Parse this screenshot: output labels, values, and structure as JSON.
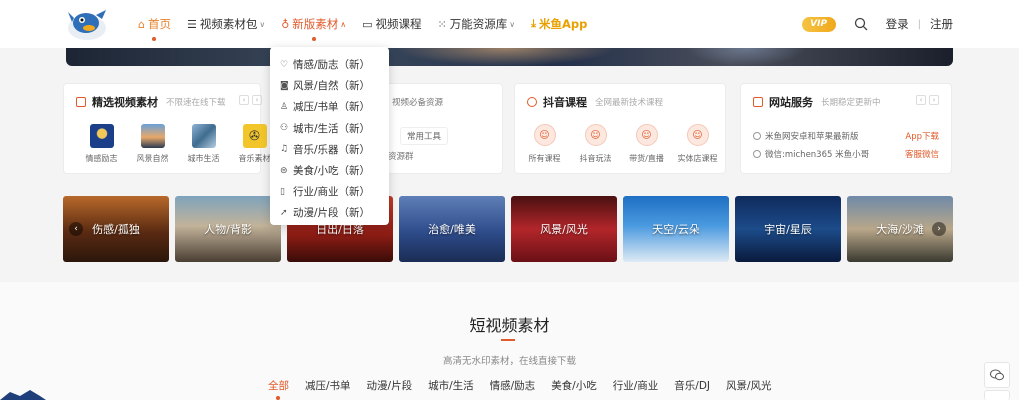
{
  "header": {
    "nav": [
      {
        "label": "首页",
        "icon": "home-icon"
      },
      {
        "label": "视频素材包",
        "icon": "list-icon"
      },
      {
        "label": "新版素材",
        "icon": "sparkle-icon"
      },
      {
        "label": "视频课程",
        "icon": "monitor-icon"
      },
      {
        "label": "万能资源库",
        "icon": "grid-icon"
      },
      {
        "label": "米鱼App",
        "icon": "download-icon"
      }
    ],
    "vip_label": "VIP",
    "login": "登录",
    "sep": "|",
    "register": "注册"
  },
  "dropdown": {
    "items": [
      {
        "label": "情感/励志（新）",
        "icon": "heart-icon"
      },
      {
        "label": "风景/自然（新）",
        "icon": "camera-icon"
      },
      {
        "label": "减压/书单（新）",
        "icon": "person-icon"
      },
      {
        "label": "城市/生活（新）",
        "icon": "people-icon"
      },
      {
        "label": "音乐/乐器（新）",
        "icon": "music-icon"
      },
      {
        "label": "美食/小吃（新）",
        "icon": "food-icon"
      },
      {
        "label": "行业/商业（新）",
        "icon": "document-icon"
      },
      {
        "label": "动漫/片段（新）",
        "icon": "rocket-icon"
      }
    ]
  },
  "cards": {
    "featured": {
      "title": "精选视频素材",
      "subtitle": "不限速在线下载",
      "items": [
        "情感励志",
        "风景自然",
        "城市生活",
        "音乐素材"
      ]
    },
    "resources": {
      "text1": "视频必备资源",
      "tool": "常用工具",
      "text2": "资源群"
    },
    "douyin": {
      "title": "抖音课程",
      "subtitle": "全网最新技术课程",
      "items": [
        "所有课程",
        "抖音玩法",
        "带货/直播",
        "实体店课程"
      ]
    },
    "service": {
      "title": "网站服务",
      "subtitle": "长期稳定更新中",
      "line1": "米鱼网安卓和苹果最新版",
      "tag1": "App下载",
      "line2": "微信:michen365 米鱼小哥",
      "tag2": "客服微信"
    }
  },
  "tiles": [
    "伤感/孤独",
    "人物/背影",
    "日出/日落",
    "治愈/唯美",
    "风景/风光",
    "天空/云朵",
    "宇宙/星辰",
    "大海/沙滩"
  ],
  "section": {
    "title": "短视频素材",
    "subtitle": "高清无水印素材，在线直接下载",
    "categories": [
      "全部",
      "减压/书单",
      "动漫/片段",
      "城市/生活",
      "情感/励志",
      "美食/小吃",
      "行业/商业",
      "音乐/DJ",
      "风景/风光"
    ]
  },
  "colors": {
    "accent": "#e05a2b",
    "vip": "#f0a81c",
    "app": "#e8a000"
  }
}
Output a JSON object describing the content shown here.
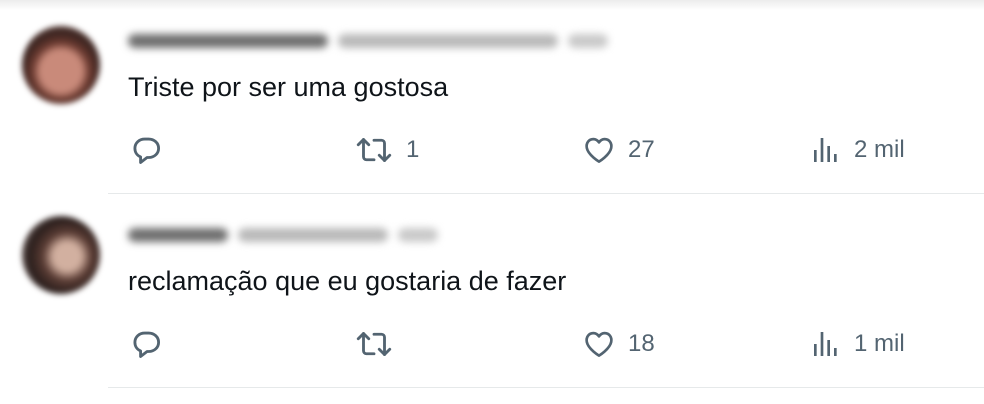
{
  "tweets": [
    {
      "text": "Triste por ser uma gostosa",
      "retweets": "1",
      "likes": "27",
      "views": "2 mil"
    },
    {
      "text": "reclamação que eu gostaria de fazer",
      "retweets": "",
      "likes": "18",
      "views": "1 mil"
    }
  ],
  "colors": {
    "text": "#0f1419",
    "action": "#536471",
    "divider": "#e6e9ea"
  },
  "icons": [
    "reply-icon",
    "retweet-icon",
    "like-icon",
    "views-icon"
  ]
}
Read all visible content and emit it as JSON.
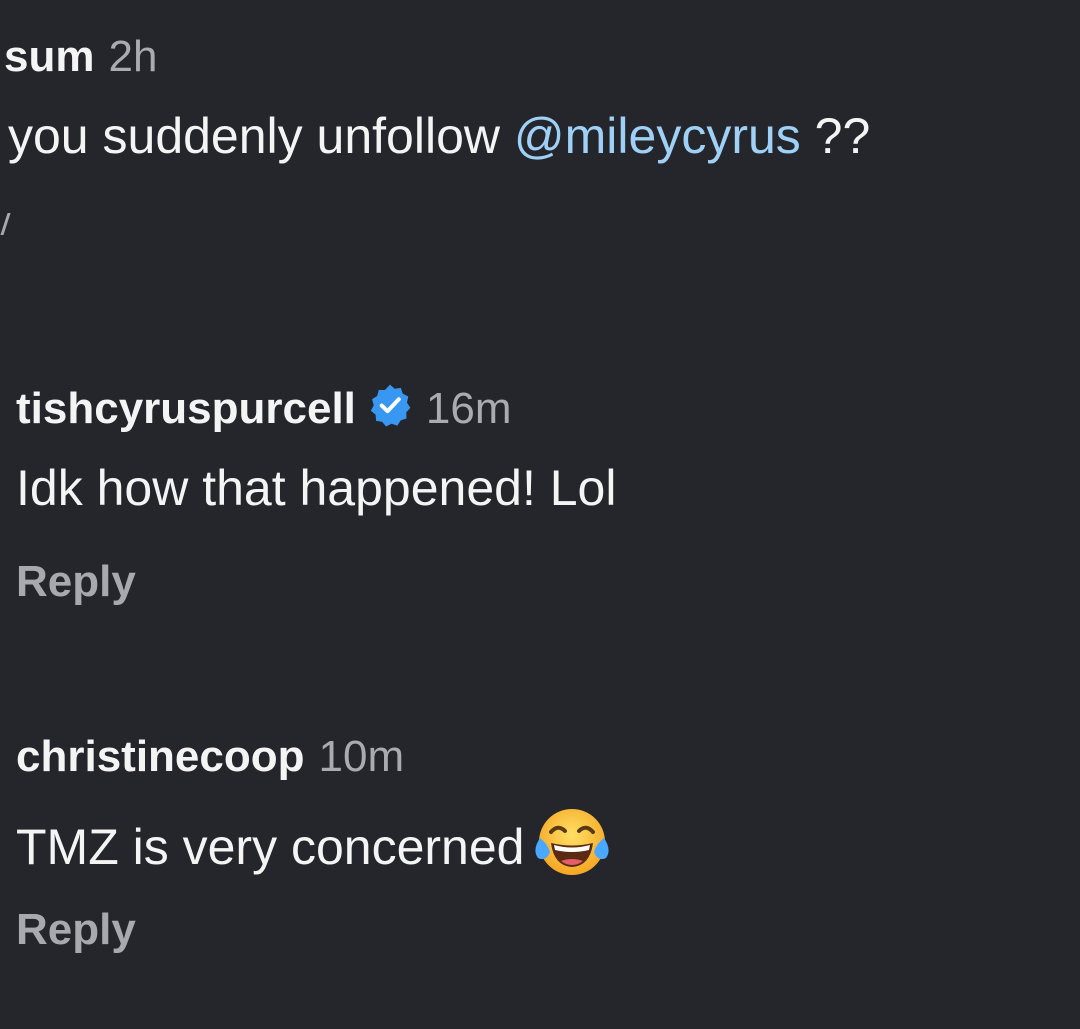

•••

= TASK GOAL =
Copy out all of the material exactly as written, without its pictures.

= ANSWER TO THIS PROBLEM =
Parse this screenshot: output labels, values, and structure as JSON.
{
  "header": {
    "nav": [
      {
        "label": "首页",
        "icon": "home-icon"
      },
      {
        "label": "视频素材包",
        "icon": "list-icon"
      },
      {
        "label": "新版素材",
        "icon": "sparkle-icon"
      },
      {
        "label": "视频课程",
        "icon": "monitor-icon"
      },
      {
        "label": "万能资源库",
        "icon": "grid-icon"
      },
      {
        "label": "米鱼App",
        "icon": "download-icon"
      }
    ],
    "vip_label": "VIP",
    "login": "登录",
    "sep": "|",
    "register": "注册"
  },
  "dropdown": {
    "items": [
      {
        "label": "情感/励志（新）",
        "icon": "heart-icon"
      },
      {
        "label": "风景/自然（新）",
        "icon": "camera-icon"
      },
      {
        "label": "减压/书单（新）",
        "icon": "person-icon"
      },
      {
        "label": "城市/生活（新）",
        "icon": "people-icon"
      },
      {
        "label": "音乐/乐器（新）",
        "icon": "music-icon"
      },
      {
        "label": "美食/小吃（新）",
        "icon": "food-icon"
      },
      {
        "label": "行业/商业（新）",
        "icon": "document-icon"
      },
      {
        "label": "动漫/片段（新）",
        "icon": "rocket-icon"
      }
    ]
  },
  "cards": {
    "featured": {
      "title": "精选视频素材",
      "subtitle": "不限速在线下载",
      "items": [
        "情感励志",
        "风景自然",
        "城市生活",
        "音乐素材"
      ]
    },
    "resources": {
      "text1": "视频必备资源",
      "tool": "常用工具",
      "text2": "资源群"
    },
    "douyin": {
      "title": "抖音课程",
      "subtitle": "全网最新技术课程",
      "items": [
        "所有课程",
        "抖音玩法",
        "带货/直播",
        "实体店课程"
      ]
    },
    "service": {
      "title": "网站服务",
      "subtitle": "长期稳定更新中",
      "line1": "米鱼网安卓和苹果最新版",
      "tag1": "App下载",
      "line2": "微信:michen365 米鱼小哥",
      "tag2": "客服微信"
    }
  },
  "tiles": [
    "伤感/孤独",
    "人物/背影",
    "日出/日落",
    "治愈/唯美",
    "风景/风光",
    "天空/云朵",
    "宇宙/星辰",
    "大海/沙滩"
  ],
  "section": {
    "title": "短视频素材",
    "subtitle": "高清无水印素材，在线直接下载",
    "categories": [
      "全部",
      "减压/书单",
      "动漫/片段",
      "城市/生活",
      "情感/励志",
      "美食/小吃",
      "行业/商业",
      "音乐/DJ",
      "风景/风光"
    ]
  },
  "colors": {
    "accent": "#e05a2b",
    "vip": "#f0a81c",
    "app": "#e8a000"
  }
}
Output a JSON object describing the content shown here.
{
  "tweets": [
    {
      "text": "Triste por ser uma gostosa",
      "retweets": "1",
      "likes": "27",
      "views": "2 mil"
    },
    {
      "text": "reclamação que eu gostaria de fazer",
      "retweets": "",
      "likes": "18",
      "views": "1 mil"
    }
  ],
  "colors": {
    "text": "#0f1419",
    "action": "#536471",
    "divider": "#e6e9ea"
  },
  "icons": [
    "reply-icon",
    "retweet-icon",
    "like-icon",
    "views-icon"
  ]
}
Read all visible content and emit it as JSON.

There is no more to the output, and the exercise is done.